◆ **EXERCISE INSTRUCTIONS**: Scan the lines below for "ticks" and copy the matches.

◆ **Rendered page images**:
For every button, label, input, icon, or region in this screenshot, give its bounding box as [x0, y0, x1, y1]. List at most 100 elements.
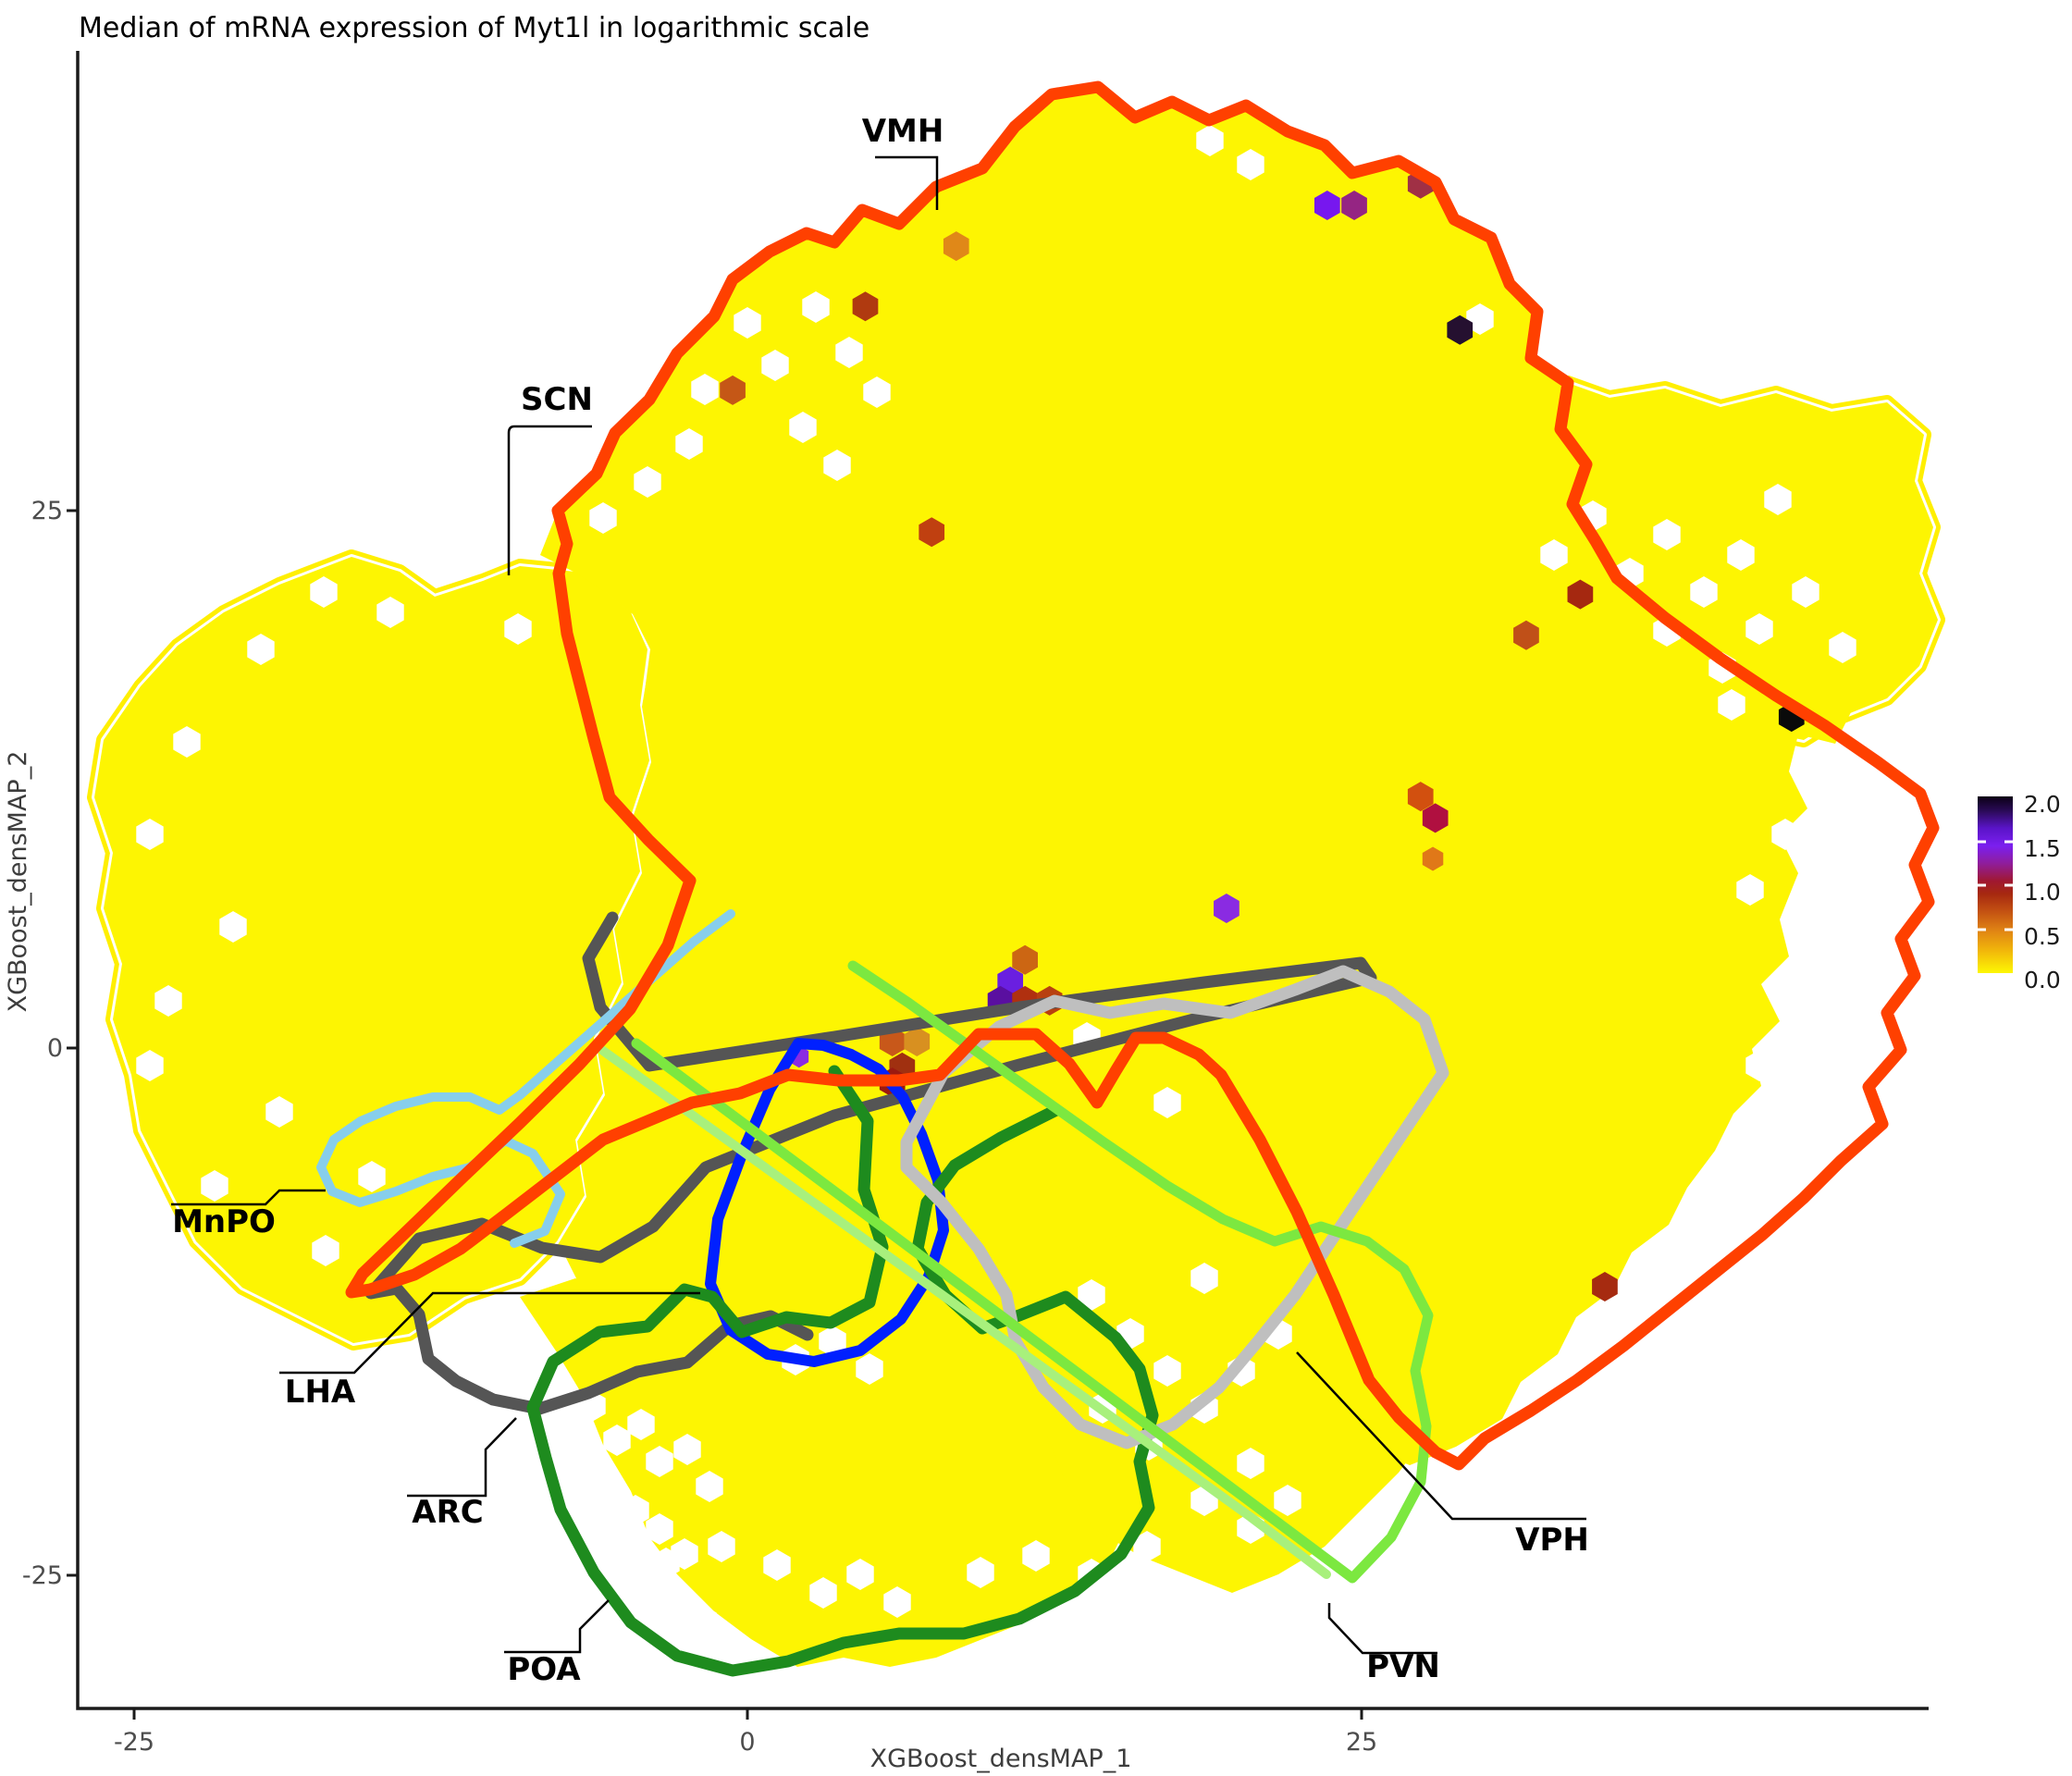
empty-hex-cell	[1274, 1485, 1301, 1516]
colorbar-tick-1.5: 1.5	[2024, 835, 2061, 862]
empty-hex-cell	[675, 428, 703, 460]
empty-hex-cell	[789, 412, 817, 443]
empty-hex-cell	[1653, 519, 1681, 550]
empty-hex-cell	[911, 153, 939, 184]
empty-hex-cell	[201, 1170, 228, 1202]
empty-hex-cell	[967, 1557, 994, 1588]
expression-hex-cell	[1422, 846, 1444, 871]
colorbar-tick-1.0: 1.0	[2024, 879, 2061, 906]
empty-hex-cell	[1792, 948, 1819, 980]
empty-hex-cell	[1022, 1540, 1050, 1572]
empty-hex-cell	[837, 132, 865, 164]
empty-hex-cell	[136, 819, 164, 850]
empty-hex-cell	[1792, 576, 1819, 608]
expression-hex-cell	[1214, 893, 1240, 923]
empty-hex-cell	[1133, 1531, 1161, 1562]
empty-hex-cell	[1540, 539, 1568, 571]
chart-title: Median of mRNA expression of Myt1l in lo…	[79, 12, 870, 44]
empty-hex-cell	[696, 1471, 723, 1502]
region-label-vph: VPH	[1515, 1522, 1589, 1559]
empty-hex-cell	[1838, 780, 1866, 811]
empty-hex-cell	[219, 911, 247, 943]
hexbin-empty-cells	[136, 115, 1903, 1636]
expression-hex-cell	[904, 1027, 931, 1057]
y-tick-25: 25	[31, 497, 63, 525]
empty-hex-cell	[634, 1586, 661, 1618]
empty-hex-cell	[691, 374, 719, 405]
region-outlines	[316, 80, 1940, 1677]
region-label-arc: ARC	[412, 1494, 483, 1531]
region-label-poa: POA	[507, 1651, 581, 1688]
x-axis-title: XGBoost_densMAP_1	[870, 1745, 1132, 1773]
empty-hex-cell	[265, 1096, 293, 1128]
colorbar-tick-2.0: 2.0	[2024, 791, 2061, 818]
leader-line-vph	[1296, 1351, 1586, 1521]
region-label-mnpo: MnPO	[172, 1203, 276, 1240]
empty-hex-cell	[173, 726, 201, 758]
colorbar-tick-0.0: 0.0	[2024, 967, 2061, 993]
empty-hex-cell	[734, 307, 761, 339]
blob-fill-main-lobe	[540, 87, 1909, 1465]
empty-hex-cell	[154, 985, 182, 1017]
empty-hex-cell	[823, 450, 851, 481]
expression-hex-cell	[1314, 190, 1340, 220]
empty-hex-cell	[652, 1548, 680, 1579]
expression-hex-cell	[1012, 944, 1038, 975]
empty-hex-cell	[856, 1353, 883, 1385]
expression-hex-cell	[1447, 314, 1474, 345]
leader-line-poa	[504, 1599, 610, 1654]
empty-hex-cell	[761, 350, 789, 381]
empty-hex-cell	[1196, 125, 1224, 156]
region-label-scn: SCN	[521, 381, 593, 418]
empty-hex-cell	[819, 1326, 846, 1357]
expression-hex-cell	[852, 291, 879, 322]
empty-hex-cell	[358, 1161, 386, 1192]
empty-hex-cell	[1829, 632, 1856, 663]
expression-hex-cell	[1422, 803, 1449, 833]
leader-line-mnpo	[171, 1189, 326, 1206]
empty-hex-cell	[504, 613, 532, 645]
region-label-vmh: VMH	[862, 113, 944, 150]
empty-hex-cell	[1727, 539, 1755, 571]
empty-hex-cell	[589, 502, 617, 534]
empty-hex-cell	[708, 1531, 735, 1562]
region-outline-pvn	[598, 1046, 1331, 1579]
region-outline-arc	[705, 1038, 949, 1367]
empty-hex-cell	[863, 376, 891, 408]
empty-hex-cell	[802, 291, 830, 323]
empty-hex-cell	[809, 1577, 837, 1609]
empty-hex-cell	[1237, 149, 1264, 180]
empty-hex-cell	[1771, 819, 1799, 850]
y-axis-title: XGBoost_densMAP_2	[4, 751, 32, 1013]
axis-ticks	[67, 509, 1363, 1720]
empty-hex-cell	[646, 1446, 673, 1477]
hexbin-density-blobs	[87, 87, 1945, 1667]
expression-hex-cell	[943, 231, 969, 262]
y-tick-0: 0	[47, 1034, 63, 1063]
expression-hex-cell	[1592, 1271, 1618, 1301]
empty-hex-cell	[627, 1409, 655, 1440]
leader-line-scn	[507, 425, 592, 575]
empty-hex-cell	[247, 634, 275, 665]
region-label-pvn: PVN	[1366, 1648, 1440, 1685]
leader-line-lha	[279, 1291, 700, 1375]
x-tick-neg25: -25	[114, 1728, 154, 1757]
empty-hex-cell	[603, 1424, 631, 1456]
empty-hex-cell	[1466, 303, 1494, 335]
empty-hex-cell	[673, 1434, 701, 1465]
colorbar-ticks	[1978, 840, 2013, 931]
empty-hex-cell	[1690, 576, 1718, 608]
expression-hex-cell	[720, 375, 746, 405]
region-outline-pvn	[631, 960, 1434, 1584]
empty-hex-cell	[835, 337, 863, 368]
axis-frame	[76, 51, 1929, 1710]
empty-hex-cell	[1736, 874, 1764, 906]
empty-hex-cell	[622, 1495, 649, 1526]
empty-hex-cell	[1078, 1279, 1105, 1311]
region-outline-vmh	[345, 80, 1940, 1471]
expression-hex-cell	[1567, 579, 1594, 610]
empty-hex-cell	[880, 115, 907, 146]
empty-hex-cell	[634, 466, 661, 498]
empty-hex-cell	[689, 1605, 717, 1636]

◆ **EXERCISE RESPONSE**:
axis-ticks	[67, 509, 1363, 1720]
colorbar-ticks	[1978, 840, 2013, 931]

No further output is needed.